**PROBLEM STATEMENT**
Return each line of the data below verbatim; pictures are to be left out.

Dataset records:
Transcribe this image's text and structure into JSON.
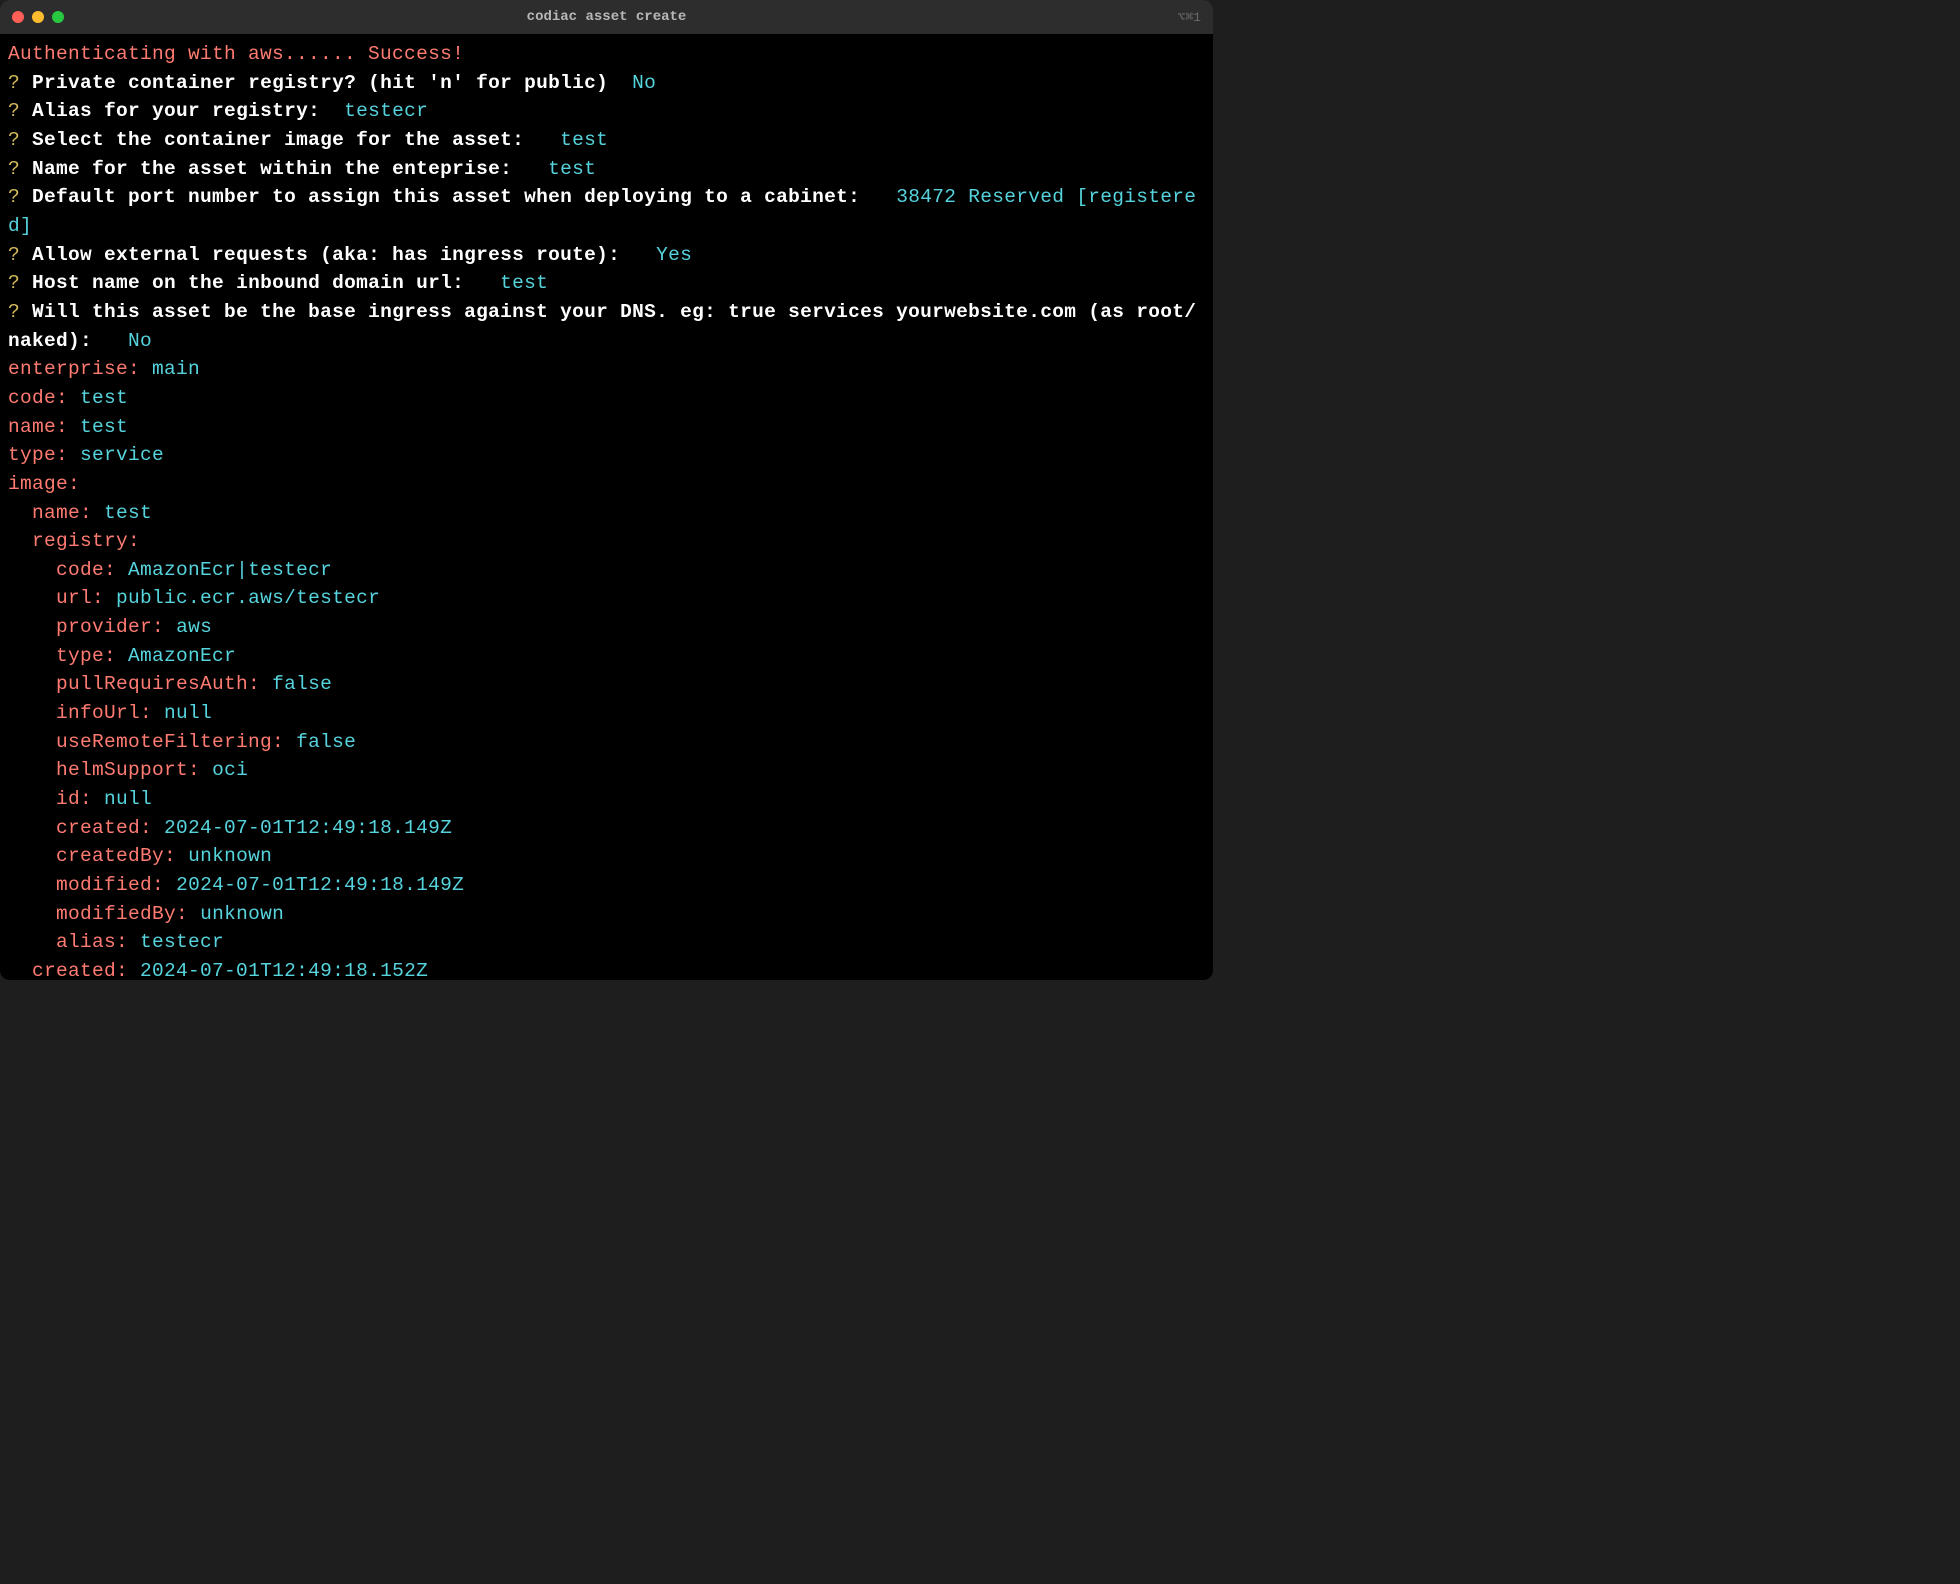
{
  "titlebar": {
    "title": "codiac asset create",
    "shortcut": "⌥⌘1"
  },
  "terminal": {
    "auth_line": "Authenticating with aws...... Success!",
    "prompts": [
      {
        "marker": "?",
        "question": "Private container registry? (hit 'n' for public)",
        "answer": "No"
      },
      {
        "marker": "?",
        "question": "Alias for your registry:",
        "answer": "testecr"
      },
      {
        "marker": "?",
        "question": "Select the container image for the asset: ",
        "answer": "test"
      },
      {
        "marker": "?",
        "question": "Name for the asset within the enteprise: ",
        "answer": "test"
      },
      {
        "marker": "?",
        "question": "Default port number to assign this asset when deploying to a cabinet: ",
        "answer": "38472 Reserved [registered]"
      },
      {
        "marker": "?",
        "question": "Allow external requests (aka: has ingress route): ",
        "answer": "Yes"
      },
      {
        "marker": "?",
        "question": "Host name on the inbound domain url: ",
        "answer": "test"
      },
      {
        "marker": "?",
        "question": "Will this asset be the base ingress against your DNS. eg: true services yourwebsite.com (as root/naked): ",
        "answer": "No"
      }
    ],
    "output": [
      {
        "key": "enterprise:",
        "value": "main",
        "indent": 0
      },
      {
        "key": "code:",
        "value": "test",
        "indent": 0
      },
      {
        "key": "name:",
        "value": "test",
        "indent": 0
      },
      {
        "key": "type:",
        "value": "service",
        "indent": 0
      },
      {
        "key": "image:",
        "value": "",
        "indent": 0
      },
      {
        "key": "name:",
        "value": "test",
        "indent": 1
      },
      {
        "key": "registry:",
        "value": "",
        "indent": 1
      },
      {
        "key": "code:",
        "value": "AmazonEcr|testecr",
        "indent": 2
      },
      {
        "key": "url:",
        "value": "public.ecr.aws/testecr",
        "indent": 2
      },
      {
        "key": "provider:",
        "value": "aws",
        "indent": 2
      },
      {
        "key": "type:",
        "value": "AmazonEcr",
        "indent": 2
      },
      {
        "key": "pullRequiresAuth:",
        "value": "false",
        "indent": 2
      },
      {
        "key": "infoUrl:",
        "value": "null",
        "indent": 2
      },
      {
        "key": "useRemoteFiltering:",
        "value": "false",
        "indent": 2
      },
      {
        "key": "helmSupport:",
        "value": "oci",
        "indent": 2
      },
      {
        "key": "id:",
        "value": "null",
        "indent": 2
      },
      {
        "key": "created:",
        "value": "2024-07-01T12:49:18.149Z",
        "indent": 2
      },
      {
        "key": "createdBy:",
        "value": "unknown",
        "indent": 2
      },
      {
        "key": "modified:",
        "value": "2024-07-01T12:49:18.149Z",
        "indent": 2
      },
      {
        "key": "modifiedBy:",
        "value": "unknown",
        "indent": 2
      },
      {
        "key": "alias:",
        "value": "testecr",
        "indent": 2
      },
      {
        "key": "created:",
        "value": "2024-07-01T12:49:18.152Z",
        "indent": 1
      }
    ]
  }
}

**TASK ANSWER**
Transcribe this image's text and structure into JSON.
{
  "titlebar": {
    "title": "codiac asset create",
    "shortcut": "⌥⌘1"
  },
  "terminal": {
    "auth_line": "Authenticating with aws...... Success!",
    "prompts": [
      {
        "marker": "?",
        "question": "Private container registry? (hit 'n' for public)",
        "answer": "No"
      },
      {
        "marker": "?",
        "question": "Alias for your registry:",
        "answer": "testecr"
      },
      {
        "marker": "?",
        "question": "Select the container image for the asset: ",
        "answer": "test"
      },
      {
        "marker": "?",
        "question": "Name for the asset within the enteprise: ",
        "answer": "test"
      },
      {
        "marker": "?",
        "question": "Default port number to assign this asset when deploying to a cabinet: ",
        "answer": "38472 Reserved [registered]"
      },
      {
        "marker": "?",
        "question": "Allow external requests (aka: has ingress route): ",
        "answer": "Yes"
      },
      {
        "marker": "?",
        "question": "Host name on the inbound domain url: ",
        "answer": "test"
      },
      {
        "marker": "?",
        "question": "Will this asset be the base ingress against your DNS. eg: true services yourwebsite.com (as root/naked): ",
        "answer": "No"
      }
    ],
    "output": [
      {
        "key": "enterprise:",
        "value": "main",
        "indent": 0
      },
      {
        "key": "code:",
        "value": "test",
        "indent": 0
      },
      {
        "key": "name:",
        "value": "test",
        "indent": 0
      },
      {
        "key": "type:",
        "value": "service",
        "indent": 0
      },
      {
        "key": "image:",
        "value": "",
        "indent": 0
      },
      {
        "key": "name:",
        "value": "test",
        "indent": 1
      },
      {
        "key": "registry:",
        "value": "",
        "indent": 1
      },
      {
        "key": "code:",
        "value": "AmazonEcr|testecr",
        "indent": 2
      },
      {
        "key": "url:",
        "value": "public.ecr.aws/testecr",
        "indent": 2
      },
      {
        "key": "provider:",
        "value": "aws",
        "indent": 2
      },
      {
        "key": "type:",
        "value": "AmazonEcr",
        "indent": 2
      },
      {
        "key": "pullRequiresAuth:",
        "value": "false",
        "indent": 2
      },
      {
        "key": "infoUrl:",
        "value": "null",
        "indent": 2
      },
      {
        "key": "useRemoteFiltering:",
        "value": "false",
        "indent": 2
      },
      {
        "key": "helmSupport:",
        "value": "oci",
        "indent": 2
      },
      {
        "key": "id:",
        "value": "null",
        "indent": 2
      },
      {
        "key": "created:",
        "value": "2024-07-01T12:49:18.149Z",
        "indent": 2
      },
      {
        "key": "createdBy:",
        "value": "unknown",
        "indent": 2
      },
      {
        "key": "modified:",
        "value": "2024-07-01T12:49:18.149Z",
        "indent": 2
      },
      {
        "key": "modifiedBy:",
        "value": "unknown",
        "indent": 2
      },
      {
        "key": "alias:",
        "value": "testecr",
        "indent": 2
      },
      {
        "key": "created:",
        "value": "2024-07-01T12:49:18.152Z",
        "indent": 1
      }
    ]
  }
}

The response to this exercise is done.